* [Collected data]
◆ ◆ ◆ ◆
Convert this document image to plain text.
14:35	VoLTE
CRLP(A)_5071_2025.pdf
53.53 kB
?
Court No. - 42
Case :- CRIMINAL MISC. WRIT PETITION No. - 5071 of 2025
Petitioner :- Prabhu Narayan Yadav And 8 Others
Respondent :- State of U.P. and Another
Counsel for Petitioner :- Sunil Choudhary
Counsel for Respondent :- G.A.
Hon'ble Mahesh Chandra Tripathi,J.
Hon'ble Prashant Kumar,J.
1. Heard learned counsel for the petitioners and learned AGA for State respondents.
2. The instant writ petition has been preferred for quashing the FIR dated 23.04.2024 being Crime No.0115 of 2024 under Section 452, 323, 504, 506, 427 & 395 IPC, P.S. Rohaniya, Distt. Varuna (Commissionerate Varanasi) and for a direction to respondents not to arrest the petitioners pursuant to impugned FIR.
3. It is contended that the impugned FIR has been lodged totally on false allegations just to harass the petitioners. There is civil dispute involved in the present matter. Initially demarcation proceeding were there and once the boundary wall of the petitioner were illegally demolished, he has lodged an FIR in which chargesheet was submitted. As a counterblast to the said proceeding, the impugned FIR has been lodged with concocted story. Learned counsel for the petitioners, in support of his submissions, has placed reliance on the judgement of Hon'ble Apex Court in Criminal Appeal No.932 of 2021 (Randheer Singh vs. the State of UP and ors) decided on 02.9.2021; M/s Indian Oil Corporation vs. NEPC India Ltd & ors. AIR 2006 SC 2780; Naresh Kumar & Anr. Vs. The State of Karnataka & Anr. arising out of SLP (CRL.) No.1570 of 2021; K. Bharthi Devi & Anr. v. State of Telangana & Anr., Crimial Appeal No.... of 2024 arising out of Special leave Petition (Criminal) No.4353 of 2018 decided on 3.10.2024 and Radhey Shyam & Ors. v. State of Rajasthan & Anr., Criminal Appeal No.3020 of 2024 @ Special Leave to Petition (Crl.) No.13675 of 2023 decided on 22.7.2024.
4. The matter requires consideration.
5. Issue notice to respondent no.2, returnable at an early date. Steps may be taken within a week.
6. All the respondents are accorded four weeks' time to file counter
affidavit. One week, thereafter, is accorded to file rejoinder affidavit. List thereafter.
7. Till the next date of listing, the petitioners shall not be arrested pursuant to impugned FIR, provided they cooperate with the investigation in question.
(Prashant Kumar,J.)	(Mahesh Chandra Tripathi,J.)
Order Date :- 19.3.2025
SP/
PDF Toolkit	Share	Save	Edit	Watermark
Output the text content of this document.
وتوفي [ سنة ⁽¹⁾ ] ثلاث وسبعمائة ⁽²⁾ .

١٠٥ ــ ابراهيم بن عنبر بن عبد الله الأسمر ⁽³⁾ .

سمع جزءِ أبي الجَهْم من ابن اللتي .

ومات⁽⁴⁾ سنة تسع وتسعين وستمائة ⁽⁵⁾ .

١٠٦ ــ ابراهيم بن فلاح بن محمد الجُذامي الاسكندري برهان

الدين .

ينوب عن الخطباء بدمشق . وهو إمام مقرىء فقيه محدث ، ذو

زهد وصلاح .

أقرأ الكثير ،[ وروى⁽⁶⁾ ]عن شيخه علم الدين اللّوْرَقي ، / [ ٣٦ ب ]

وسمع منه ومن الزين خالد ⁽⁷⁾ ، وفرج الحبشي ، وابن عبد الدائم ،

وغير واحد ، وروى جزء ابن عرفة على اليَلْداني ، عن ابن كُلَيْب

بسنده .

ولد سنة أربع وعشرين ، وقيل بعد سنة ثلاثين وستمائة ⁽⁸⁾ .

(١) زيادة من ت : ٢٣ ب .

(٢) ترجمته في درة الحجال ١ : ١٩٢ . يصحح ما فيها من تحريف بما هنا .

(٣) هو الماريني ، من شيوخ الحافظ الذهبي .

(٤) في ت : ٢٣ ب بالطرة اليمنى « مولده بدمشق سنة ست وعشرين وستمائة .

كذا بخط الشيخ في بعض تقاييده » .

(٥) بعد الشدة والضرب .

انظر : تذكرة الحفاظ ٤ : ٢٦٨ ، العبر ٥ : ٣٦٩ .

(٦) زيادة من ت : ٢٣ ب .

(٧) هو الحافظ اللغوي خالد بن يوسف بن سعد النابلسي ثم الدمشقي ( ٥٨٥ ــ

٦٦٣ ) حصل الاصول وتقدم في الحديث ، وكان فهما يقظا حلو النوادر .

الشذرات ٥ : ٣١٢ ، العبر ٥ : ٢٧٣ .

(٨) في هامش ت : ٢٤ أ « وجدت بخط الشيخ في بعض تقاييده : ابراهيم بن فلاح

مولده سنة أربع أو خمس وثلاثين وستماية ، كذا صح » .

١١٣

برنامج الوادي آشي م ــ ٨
◆ ◆ ◆ ◆
Restate the records, all of them, precisely as written.

* [RESULT]
Convert this document image to plain text.
14:35	VoLTE
CRLP(A)_5071_2025.pdf
53.53 kB
?
Court No. - 42
Case :- CRIMINAL MISC. WRIT PETITION No. - 5071 of 2025
Petitioner :- Prabhu Narayan Yadav And 8 Others
Respondent :- State of U.P. and Another
Counsel for Petitioner :- Sunil Choudhary
Counsel for Respondent :- G.A.
Hon'ble Mahesh Chandra Tripathi,J.
Hon'ble Prashant Kumar,J.
1. Heard learned counsel for the petitioners and learned AGA for State respondents.
2. The instant writ petition has been preferred for quashing the FIR dated 23.04.2024 being Crime No.0115 of 2024 under Section 452, 323, 504, 506, 427 & 395 IPC, P.S. Rohaniya, Distt. Varuna (Commissionerate Varanasi) and for a direction to respondents not to arrest the petitioners pursuant to impugned FIR.
3. It is contended that the impugned FIR has been lodged totally on false allegations just to harass the petitioners. There is civil dispute involved in the present matter. Initially demarcation proceeding were there and once the boundary wall of the petitioner were illegally demolished, he has lodged an FIR in which chargesheet was submitted. As a counterblast to the said proceeding, the impugned FIR has been lodged with concocted story. Learned counsel for the petitioners, in support of his submissions, has placed reliance on the judgement of Hon'ble Apex Court in Criminal Appeal No.932 of 2021 (Randheer Singh vs. the State of UP and ors) decided on 02.9.2021; M/s Indian Oil Corporation vs. NEPC India Ltd & ors. AIR 2006 SC 2780; Naresh Kumar & Anr. Vs. The State of Karnataka & Anr. arising out of SLP (CRL.) No.1570 of 2021; K. Bharthi Devi & Anr. v. State of Telangana & Anr., Crimial Appeal No.... of 2024 arising out of Special leave Petition (Criminal) No.4353 of 2018 decided on 3.10.2024 and Radhey Shyam & Ors. v. State of Rajasthan & Anr., Criminal Appeal No.3020 of 2024 @ Special Leave to Petition (Crl.) No.13675 of 2023 decided on 22.7.2024.
4. The matter requires consideration.
5. Issue notice to respondent no.2, returnable at an early date. Steps may be taken within a week.
6. All the respondents are accorded four weeks' time to file counter
affidavit. One week, thereafter, is accorded to file rejoinder affidavit. List thereafter.
7. Till the next date of listing, the petitioners shall not be arrested pursuant to impugned FIR, provided they cooperate with the investigation in question.
(Prashant Kumar,J.)	(Mahesh Chandra Tripathi,J.)
Order Date :- 19.3.2025
SP/
PDF Toolkit	Share	Save	Edit	Watermark
Output the text content of this document.
وتوفي [ سنة ⁽¹⁾ ] ثلاث وسبعمائة ⁽²⁾ .

١٠٥ ــ ابراهيم بن عنبر بن عبد الله الأسمر ⁽³⁾ .

سمع جزءِ أبي الجَهْم من ابن اللتي .

ومات⁽⁴⁾ سنة تسع وتسعين وستمائة ⁽⁵⁾ .

١٠٦ ــ ابراهيم بن فلاح بن محمد الجُذامي الاسكندري برهان

الدين .

ينوب عن الخطباء بدمشق . وهو إمام مقرىء فقيه محدث ، ذو

زهد وصلاح .

أقرأ الكثير ،[ وروى⁽⁶⁾ ]عن شيخه علم الدين اللّوْرَقي ، / [ ٣٦ ب ]

وسمع منه ومن الزين خالد ⁽⁷⁾ ، وفرج الحبشي ، وابن عبد الدائم ،

وغير واحد ، وروى جزء ابن عرفة على اليَلْداني ، عن ابن كُلَيْب

بسنده .

ولد سنة أربع وعشرين ، وقيل بعد سنة ثلاثين وستمائة ⁽⁸⁾ .

(١) زيادة من ت : ٢٣ ب .

(٢) ترجمته في درة الحجال ١ : ١٩٢ . يصحح ما فيها من تحريف بما هنا .

(٣) هو الماريني ، من شيوخ الحافظ الذهبي .

(٤) في ت : ٢٣ ب بالطرة اليمنى « مولده بدمشق سنة ست وعشرين وستمائة .

كذا بخط الشيخ في بعض تقاييده » .

(٥) بعد الشدة والضرب .

انظر : تذكرة الحفاظ ٤ : ٢٦٨ ، العبر ٥ : ٣٦٩ .

(٦) زيادة من ت : ٢٣ ب .

(٧) هو الحافظ اللغوي خالد بن يوسف بن سعد النابلسي ثم الدمشقي ( ٥٨٥ ــ

٦٦٣ ) حصل الاصول وتقدم في الحديث ، وكان فهما يقظا حلو النوادر .

الشذرات ٥ : ٣١٢ ، العبر ٥ : ٢٧٣ .

(٨) في هامش ت : ٢٤ أ « وجدت بخط الشيخ في بعض تقاييده : ابراهيم بن فلاح

مولده سنة أربع أو خمس وثلاثين وستماية ، كذا صح » .

١١٣

برنامج الوادي آشي م ــ ٨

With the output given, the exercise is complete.